* begin Material shown *

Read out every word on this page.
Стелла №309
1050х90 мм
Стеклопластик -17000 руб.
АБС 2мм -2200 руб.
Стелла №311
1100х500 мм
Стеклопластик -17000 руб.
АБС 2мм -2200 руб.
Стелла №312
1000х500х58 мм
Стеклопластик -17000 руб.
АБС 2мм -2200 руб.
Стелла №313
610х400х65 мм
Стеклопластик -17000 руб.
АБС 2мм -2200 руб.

* end Material shown *

## What is expected
Extract all of the material exactly as it is written.

## Answer to this task
Read out every word on this page.
Стелла №309
1050х90 мм
Стеклопластик -17000 руб.
АБС 2мм -2200 руб.
Стелла №311
1100х500 мм
Стеклопластик -17000 руб.
АБС 2мм -2200 руб.
Стелла №312
1000х500х58 мм
Стеклопластик -17000 руб.
АБС 2мм -2200 руб.
Стелла №313
610х400х65 мм
Стеклопластик -17000 руб.
АБС 2мм -2200 руб.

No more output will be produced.